Task requirements:
In your copy, reproduce the entries exactly as they are, minus the images.

(Data items)
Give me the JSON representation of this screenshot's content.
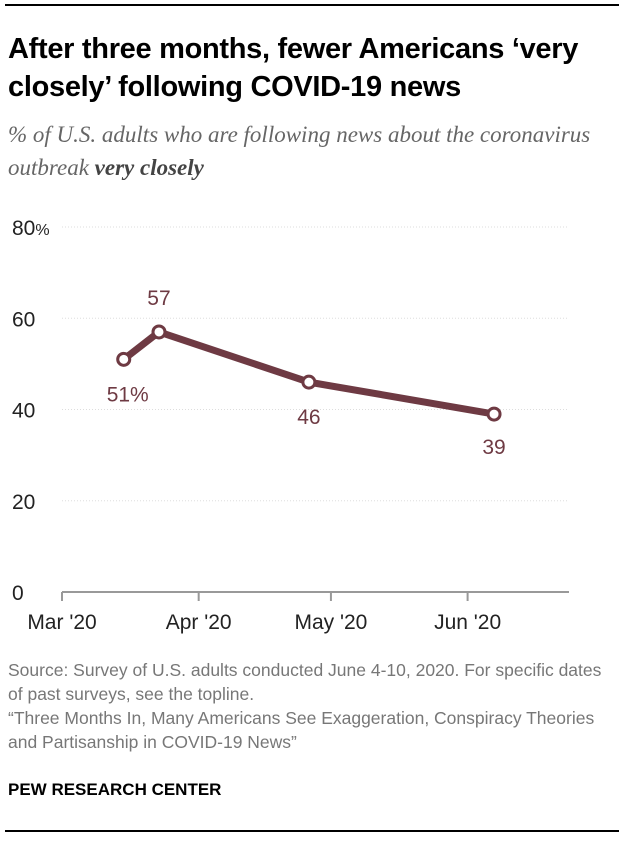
{
  "title": "After three months, fewer Americans ‘very closely’ following COVID-19 news",
  "subtitle_prefix": "% of U.S. adults who are following news about the coronavirus outbreak ",
  "subtitle_emphasis": "very closely",
  "chart_data": {
    "type": "line",
    "title": "After three months, fewer Americans ‘very closely’ following COVID-19 news",
    "ylabel": "",
    "xlabel": "",
    "ylim": [
      0,
      80
    ],
    "yticks": [
      0,
      20,
      40,
      60,
      80
    ],
    "ytick_labels": [
      "0",
      "20",
      "40",
      "60",
      "80%"
    ],
    "xlim": [
      "2020-03-01",
      "2020-06-24"
    ],
    "xticks": [
      "2020-03-01",
      "2020-04-01",
      "2020-05-01",
      "2020-06-01"
    ],
    "xtick_labels": [
      "Mar '20",
      "Apr '20",
      "May '20",
      "Jun '20"
    ],
    "grid": true,
    "color": "#6e3a43",
    "series": [
      {
        "x": [
          "2020-03-15",
          "2020-03-23",
          "2020-04-26",
          "2020-06-07"
        ],
        "values": [
          51,
          57,
          46,
          39
        ],
        "labels": [
          "51%",
          "57",
          "46",
          "39"
        ]
      }
    ]
  },
  "source": {
    "line1": "Source: Survey of U.S. adults conducted June 4-10, 2020. For specific dates of past surveys, see the topline.",
    "line2": "“Three Months In, Many Americans See Exaggeration, Conspiracy Theories and Partisanship in COVID-19 News”"
  },
  "brand": "PEW RESEARCH CENTER"
}
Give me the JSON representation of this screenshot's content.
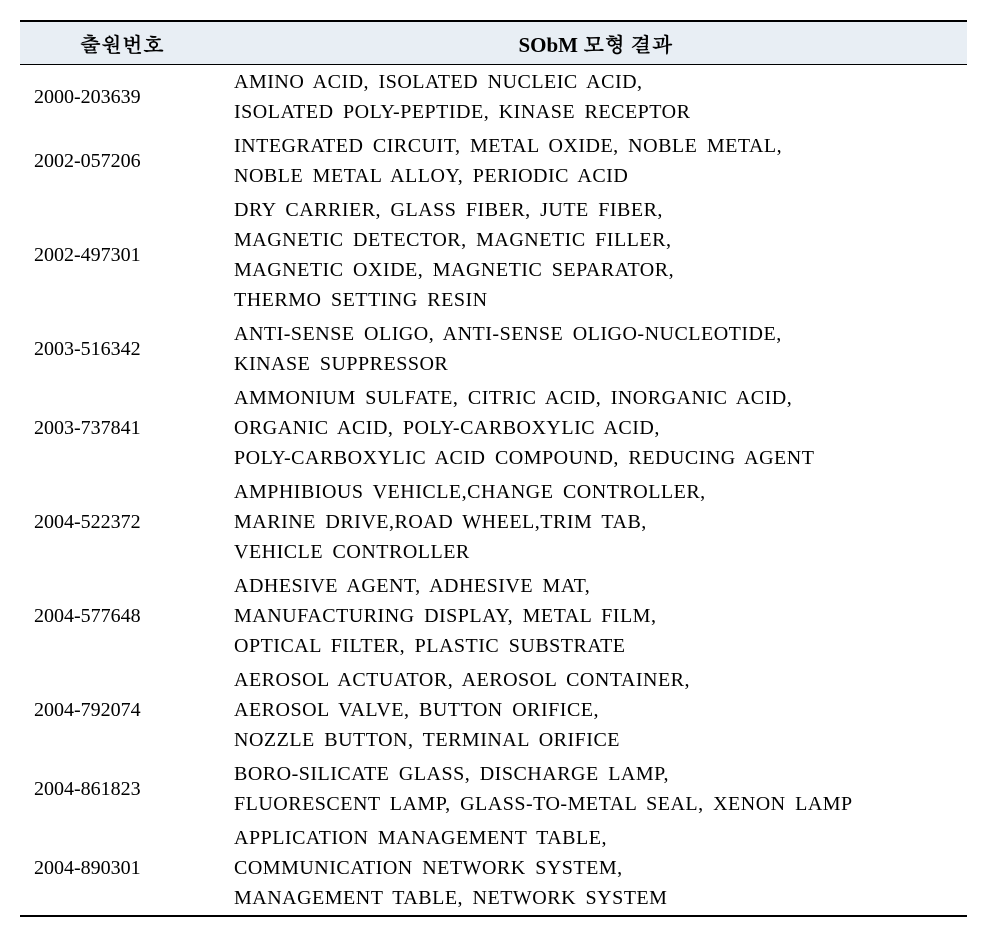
{
  "table": {
    "headers": {
      "app_no": "출원번호",
      "result": "SObM 모형 결과"
    },
    "rows": [
      {
        "app_no": "2000-203639",
        "result": "AMINO ACID, ISOLATED NUCLEIC ACID,<br>ISOLATED POLY-PEPTIDE, KINASE RECEPTOR"
      },
      {
        "app_no": "2002-057206",
        "result": "INTEGRATED CIRCUIT, METAL OXIDE, NOBLE METAL,<br>NOBLE METAL ALLOY, PERIODIC ACID"
      },
      {
        "app_no": "2002-497301",
        "result": "DRY CARRIER, GLASS FIBER, JUTE FIBER,<br>MAGNETIC DETECTOR, MAGNETIC  FILLER,<br>MAGNETIC OXIDE, MAGNETIC SEPARATOR,<br>THERMO SETTING RESIN"
      },
      {
        "app_no": "2003-516342",
        "result": "ANTI-SENSE OLIGO, ANTI-SENSE OLIGO-NUCLEOTIDE,<br>KINASE SUPPRESSOR"
      },
      {
        "app_no": "2003-737841",
        "result": "AMMONIUM SULFATE, CITRIC ACID, INORGANIC ACID,<br>ORGANIC ACID, POLY-CARBOXYLIC  ACID,<br>POLY-CARBOXYLIC ACID COMPOUND, REDUCING AGENT"
      },
      {
        "app_no": "2004-522372",
        "result": "AMPHIBIOUS VEHICLE,CHANGE CONTROLLER,<br>MARINE DRIVE,ROAD WHEEL,TRIM TAB,<br>VEHICLE CONTROLLER"
      },
      {
        "app_no": "2004-577648",
        "result": "ADHESIVE AGENT, ADHESIVE MAT,<br>MANUFACTURING DISPLAY, METAL FILM,<br>OPTICAL FILTER, PLASTIC SUBSTRATE"
      },
      {
        "app_no": "2004-792074",
        "result": "AEROSOL ACTUATOR, AEROSOL CONTAINER,<br>AEROSOL VALVE, BUTTON ORIFICE,<br>NOZZLE BUTTON, TERMINAL ORIFICE"
      },
      {
        "app_no": "2004-861823",
        "result": "BORO-SILICATE GLASS, DISCHARGE LAMP,<br>FLUORESCENT LAMP, GLASS-TO-METAL SEAL, XENON LAMP"
      },
      {
        "app_no": "2004-890301",
        "result": "APPLICATION MANAGEMENT TABLE,<br>COMMUNICATION NETWORK SYSTEM,<br>MANAGEMENT TABLE, NETWORK SYSTEM"
      }
    ]
  }
}
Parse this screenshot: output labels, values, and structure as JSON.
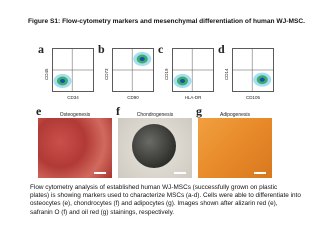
{
  "title": "Figure S1: Flow-cytometry markers and mesenchymal differentiation of human WJ-MSC.",
  "panels": [
    {
      "letter": "a",
      "y_label": "CD45",
      "x_label": "CD34"
    },
    {
      "letter": "b",
      "y_label": "CD73",
      "x_label": "CD90"
    },
    {
      "letter": "c",
      "y_label": "CD19",
      "x_label": "HLA-DR"
    },
    {
      "letter": "d",
      "y_label": "CD14",
      "x_label": "CD105"
    }
  ],
  "images": [
    {
      "letter": "e",
      "label": "Osteogenesis"
    },
    {
      "letter": "f",
      "label": "Chondrogenesis"
    },
    {
      "letter": "g",
      "label": "Adipogenesis"
    }
  ],
  "caption": [
    "Flow cytometry analysis of established human WJ-MSCs (successfully grown on plastic",
    "plates) is showing markers used to characterize MSCs (a-d). Cells were able to differentiate into",
    "osteocytes (e), chondrocytes (f) and adipocytes (g). Images shown after alizarin red (e),",
    "safranin O (f) and oil red (g) stainings, respectively."
  ]
}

Solution below:
Give me the JSON representation of this screenshot's content.
{
  "title": "After three months, fewer Americans ‘very closely’ following COVID-19 news",
  "subtitle_prefix": "% of U.S. adults who are following news about the coronavirus outbreak ",
  "subtitle_emphasis": "very closely",
  "chart_data": {
    "type": "line",
    "title": "After three months, fewer Americans ‘very closely’ following COVID-19 news",
    "ylabel": "",
    "xlabel": "",
    "ylim": [
      0,
      80
    ],
    "yticks": [
      0,
      20,
      40,
      60,
      80
    ],
    "ytick_labels": [
      "0",
      "20",
      "40",
      "60",
      "80%"
    ],
    "xlim": [
      "2020-03-01",
      "2020-06-24"
    ],
    "xticks": [
      "2020-03-01",
      "2020-04-01",
      "2020-05-01",
      "2020-06-01"
    ],
    "xtick_labels": [
      "Mar '20",
      "Apr '20",
      "May '20",
      "Jun '20"
    ],
    "grid": true,
    "color": "#6e3a43",
    "series": [
      {
        "x": [
          "2020-03-15",
          "2020-03-23",
          "2020-04-26",
          "2020-06-07"
        ],
        "values": [
          51,
          57,
          46,
          39
        ],
        "labels": [
          "51%",
          "57",
          "46",
          "39"
        ]
      }
    ]
  },
  "source": {
    "line1": "Source: Survey of U.S. adults conducted June 4-10, 2020. For specific dates of past surveys, see the topline.",
    "line2": "“Three Months In, Many Americans See Exaggeration, Conspiracy Theories and Partisanship in COVID-19 News”"
  },
  "brand": "PEW RESEARCH CENTER"
}
Give me the JSON representation of this screenshot's content.
{
  "table": {
    "headers": {
      "app_no": "출원번호",
      "result": "SObM 모형 결과"
    },
    "rows": [
      {
        "app_no": "2000-203639",
        "result": "AMINO ACID, ISOLATED NUCLEIC ACID,<br>ISOLATED POLY-PEPTIDE, KINASE RECEPTOR"
      },
      {
        "app_no": "2002-057206",
        "result": "INTEGRATED CIRCUIT, METAL OXIDE, NOBLE METAL,<br>NOBLE METAL ALLOY, PERIODIC ACID"
      },
      {
        "app_no": "2002-497301",
        "result": "DRY CARRIER, GLASS FIBER, JUTE FIBER,<br>MAGNETIC DETECTOR, MAGNETIC  FILLER,<br>MAGNETIC OXIDE, MAGNETIC SEPARATOR,<br>THERMO SETTING RESIN"
      },
      {
        "app_no": "2003-516342",
        "result": "ANTI-SENSE OLIGO, ANTI-SENSE OLIGO-NUCLEOTIDE,<br>KINASE SUPPRESSOR"
      },
      {
        "app_no": "2003-737841",
        "result": "AMMONIUM SULFATE, CITRIC ACID, INORGANIC ACID,<br>ORGANIC ACID, POLY-CARBOXYLIC  ACID,<br>POLY-CARBOXYLIC ACID COMPOUND, REDUCING AGENT"
      },
      {
        "app_no": "2004-522372",
        "result": "AMPHIBIOUS VEHICLE,CHANGE CONTROLLER,<br>MARINE DRIVE,ROAD WHEEL,TRIM TAB,<br>VEHICLE CONTROLLER"
      },
      {
        "app_no": "2004-577648",
        "result": "ADHESIVE AGENT, ADHESIVE MAT,<br>MANUFACTURING DISPLAY, METAL FILM,<br>OPTICAL FILTER, PLASTIC SUBSTRATE"
      },
      {
        "app_no": "2004-792074",
        "result": "AEROSOL ACTUATOR, AEROSOL CONTAINER,<br>AEROSOL VALVE, BUTTON ORIFICE,<br>NOZZLE BUTTON, TERMINAL ORIFICE"
      },
      {
        "app_no": "2004-861823",
        "result": "BORO-SILICATE GLASS, DISCHARGE LAMP,<br>FLUORESCENT LAMP, GLASS-TO-METAL SEAL, XENON LAMP"
      },
      {
        "app_no": "2004-890301",
        "result": "APPLICATION MANAGEMENT TABLE,<br>COMMUNICATION NETWORK SYSTEM,<br>MANAGEMENT TABLE, NETWORK SYSTEM"
      }
    ]
  }
}
Parse this screenshot: output labels, values, and structure as JSON.
{
  "title": "Figure S1: Flow-cytometry markers and mesenchymal differentiation of human WJ-MSC.",
  "panels": [
    {
      "letter": "a",
      "y_label": "CD45",
      "x_label": "CD34"
    },
    {
      "letter": "b",
      "y_label": "CD73",
      "x_label": "CD90"
    },
    {
      "letter": "c",
      "y_label": "CD19",
      "x_label": "HLA-DR"
    },
    {
      "letter": "d",
      "y_label": "CD14",
      "x_label": "CD105"
    }
  ],
  "images": [
    {
      "letter": "e",
      "label": "Osteogenesis"
    },
    {
      "letter": "f",
      "label": "Chondrogenesis"
    },
    {
      "letter": "g",
      "label": "Adipogenesis"
    }
  ],
  "caption": [
    "Flow cytometry analysis of established human WJ-MSCs (successfully grown on plastic",
    "plates) is showing markers used to characterize MSCs (a-d). Cells were able to differentiate into",
    "osteocytes (e), chondrocytes (f) and adipocytes (g). Images shown after alizarin red (e),",
    "safranin O (f) and oil red (g) stainings, respectively."
  ]
}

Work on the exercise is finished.